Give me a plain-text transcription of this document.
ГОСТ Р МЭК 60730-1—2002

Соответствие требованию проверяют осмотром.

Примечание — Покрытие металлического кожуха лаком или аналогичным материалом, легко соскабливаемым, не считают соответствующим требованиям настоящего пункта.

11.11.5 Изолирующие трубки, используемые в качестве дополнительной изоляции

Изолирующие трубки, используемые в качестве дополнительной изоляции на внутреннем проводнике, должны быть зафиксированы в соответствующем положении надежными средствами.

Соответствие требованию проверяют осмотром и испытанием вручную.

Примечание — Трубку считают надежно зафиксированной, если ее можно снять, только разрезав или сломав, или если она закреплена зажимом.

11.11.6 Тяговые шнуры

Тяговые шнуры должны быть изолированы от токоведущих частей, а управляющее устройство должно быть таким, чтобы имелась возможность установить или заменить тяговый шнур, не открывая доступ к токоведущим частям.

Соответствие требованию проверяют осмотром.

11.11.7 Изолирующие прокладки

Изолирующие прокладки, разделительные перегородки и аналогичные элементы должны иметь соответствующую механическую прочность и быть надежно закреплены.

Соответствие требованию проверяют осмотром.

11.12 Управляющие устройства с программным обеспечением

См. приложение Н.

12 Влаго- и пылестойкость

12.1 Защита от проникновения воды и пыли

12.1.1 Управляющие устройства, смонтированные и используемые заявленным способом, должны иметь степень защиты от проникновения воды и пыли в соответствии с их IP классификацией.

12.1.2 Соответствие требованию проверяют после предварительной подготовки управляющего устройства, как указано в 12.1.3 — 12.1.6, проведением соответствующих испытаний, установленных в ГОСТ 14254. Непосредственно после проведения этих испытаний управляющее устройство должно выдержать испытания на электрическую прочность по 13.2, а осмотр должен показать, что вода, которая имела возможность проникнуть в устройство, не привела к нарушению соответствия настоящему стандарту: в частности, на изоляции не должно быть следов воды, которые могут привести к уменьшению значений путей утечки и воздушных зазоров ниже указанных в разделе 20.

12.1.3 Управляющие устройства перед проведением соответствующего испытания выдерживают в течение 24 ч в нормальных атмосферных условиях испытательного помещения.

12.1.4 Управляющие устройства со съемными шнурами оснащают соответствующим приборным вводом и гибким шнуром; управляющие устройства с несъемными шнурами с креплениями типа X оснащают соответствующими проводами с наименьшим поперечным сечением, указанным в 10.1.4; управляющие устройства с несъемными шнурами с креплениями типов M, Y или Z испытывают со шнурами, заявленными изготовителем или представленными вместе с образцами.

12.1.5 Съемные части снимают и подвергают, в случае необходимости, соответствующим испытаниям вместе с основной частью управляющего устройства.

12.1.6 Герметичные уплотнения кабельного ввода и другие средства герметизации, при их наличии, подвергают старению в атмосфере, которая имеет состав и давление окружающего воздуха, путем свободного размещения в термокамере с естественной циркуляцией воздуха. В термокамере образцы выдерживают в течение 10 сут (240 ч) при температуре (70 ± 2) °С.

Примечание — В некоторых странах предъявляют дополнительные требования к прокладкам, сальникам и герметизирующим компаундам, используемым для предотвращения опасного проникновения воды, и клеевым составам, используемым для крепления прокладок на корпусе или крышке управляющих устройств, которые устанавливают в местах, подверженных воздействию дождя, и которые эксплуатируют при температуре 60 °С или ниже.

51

**Direction**
In full and verbatim, repeat the records given above.

**Result below**
Give me a plain-text transcription of this document.
ГОСТ Р МЭК 60730-1—2002

Соответствие требованию проверяют осмотром.

Примечание — Покрытие металлического кожуха лаком или аналогичным материалом, легко соскабливаемым, не считают соответствующим требованиям настоящего пункта.

11.11.5 Изолирующие трубки, используемые в качестве дополнительной изоляции

Изолирующие трубки, используемые в качестве дополнительной изоляции на внутреннем проводнике, должны быть зафиксированы в соответствующем положении надежными средствами.

Соответствие требованию проверяют осмотром и испытанием вручную.

Примечание — Трубку считают надежно зафиксированной, если ее можно снять, только разрезав или сломав, или если она закреплена зажимом.

11.11.6 Тяговые шнуры

Тяговые шнуры должны быть изолированы от токоведущих частей, а управляющее устройство должно быть таким, чтобы имелась возможность установить или заменить тяговый шнур, не открывая доступ к токоведущим частям.

Соответствие требованию проверяют осмотром.

11.11.7 Изолирующие прокладки

Изолирующие прокладки, разделительные перегородки и аналогичные элементы должны иметь соответствующую механическую прочность и быть надежно закреплены.

Соответствие требованию проверяют осмотром.

11.12 Управляющие устройства с программным обеспечением

См. приложение Н.

12 Влаго- и пылестойкость

12.1 Защита от проникновения воды и пыли

12.1.1 Управляющие устройства, смонтированные и используемые заявленным способом, должны иметь степень защиты от проникновения воды и пыли в соответствии с их IP классификацией.

12.1.2 Соответствие требованию проверяют после предварительной подготовки управляющего устройства, как указано в 12.1.3 — 12.1.6, проведением соответствующих испытаний, установленных в ГОСТ 14254. Непосредственно после проведения этих испытаний управляющее устройство должно выдержать испытания на электрическую прочность по 13.2, а осмотр должен показать, что вода, которая имела возможность проникнуть в устройство, не привела к нарушению соответствия настоящему стандарту: в частности, на изоляции не должно быть следов воды, которые могут привести к уменьшению значений путей утечки и воздушных зазоров ниже указанных в разделе 20.

12.1.3 Управляющие устройства перед проведением соответствующего испытания выдерживают в течение 24 ч в нормальных атмосферных условиях испытательного помещения.

12.1.4 Управляющие устройства со съемными шнурами оснащают соответствующим приборным вводом и гибким шнуром; управляющие устройства с несъемными шнурами с креплениями типа X оснащают соответствующими проводами с наименьшим поперечным сечением, указанным в 10.1.4; управляющие устройства с несъемными шнурами с креплениями типов M, Y или Z испытывают со шнурами, заявленными изготовителем или представленными вместе с образцами.

12.1.5 Съемные части снимают и подвергают, в случае необходимости, соответствующим испытаниям вместе с основной частью управляющего устройства.

12.1.6 Герметичные уплотнения кабельного ввода и другие средства герметизации, при их наличии, подвергают старению в атмосфере, которая имеет состав и давление окружающего воздуха, путем свободного размещения в термокамере с естественной циркуляцией воздуха. В термокамере образцы выдерживают в течение 10 сут (240 ч) при температуре (70 ± 2) °С.

Примечание — В некоторых странах предъявляют дополнительные требования к прокладкам, сальникам и герметизирующим компаундам, используемым для предотвращения опасного проникновения воды, и клеевым составам, используемым для крепления прокладок на корпусе или крышке управляющих устройств, которые устанавливают в местах, подверженных воздействию дождя, и которые эксплуатируют при температуре 60 °С или ниже.

51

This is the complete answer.